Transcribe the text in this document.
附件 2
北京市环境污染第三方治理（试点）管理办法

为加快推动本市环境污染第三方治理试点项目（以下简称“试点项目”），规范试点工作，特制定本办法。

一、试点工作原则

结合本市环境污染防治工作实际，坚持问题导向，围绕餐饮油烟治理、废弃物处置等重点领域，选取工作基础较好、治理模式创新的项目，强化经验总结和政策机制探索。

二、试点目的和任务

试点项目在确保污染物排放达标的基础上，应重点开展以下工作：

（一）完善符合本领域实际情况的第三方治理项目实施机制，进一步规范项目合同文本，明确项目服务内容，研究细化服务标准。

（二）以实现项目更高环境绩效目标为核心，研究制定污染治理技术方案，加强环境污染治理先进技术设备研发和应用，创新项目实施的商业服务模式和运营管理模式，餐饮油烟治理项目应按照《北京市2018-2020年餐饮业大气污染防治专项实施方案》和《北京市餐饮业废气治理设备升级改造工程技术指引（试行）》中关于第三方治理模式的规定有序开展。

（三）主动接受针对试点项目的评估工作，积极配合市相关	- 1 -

▶ _What the task requires_
Give back all the records exactly as they stand.

▶ _Result for this task_
Transcribe the text in this document.
附件 2
北京市环境污染第三方治理（试点）管理办法

为加快推动本市环境污染第三方治理试点项目（以下简称“试点项目”），规范试点工作，特制定本办法。

一、试点工作原则

结合本市环境污染防治工作实际，坚持问题导向，围绕餐饮油烟治理、废弃物处置等重点领域，选取工作基础较好、治理模式创新的项目，强化经验总结和政策机制探索。

二、试点目的和任务

试点项目在确保污染物排放达标的基础上，应重点开展以下工作：

（一）完善符合本领域实际情况的第三方治理项目实施机制，进一步规范项目合同文本，明确项目服务内容，研究细化服务标准。

（二）以实现项目更高环境绩效目标为核心，研究制定污染治理技术方案，加强环境污染治理先进技术设备研发和应用，创新项目实施的商业服务模式和运营管理模式，餐饮油烟治理项目应按照《北京市2018-2020年餐饮业大气污染防治专项实施方案》和《北京市餐饮业废气治理设备升级改造工程技术指引（试行）》中关于第三方治理模式的规定有序开展。

（三）主动接受针对试点项目的评估工作，积极配合市相关	- 1 -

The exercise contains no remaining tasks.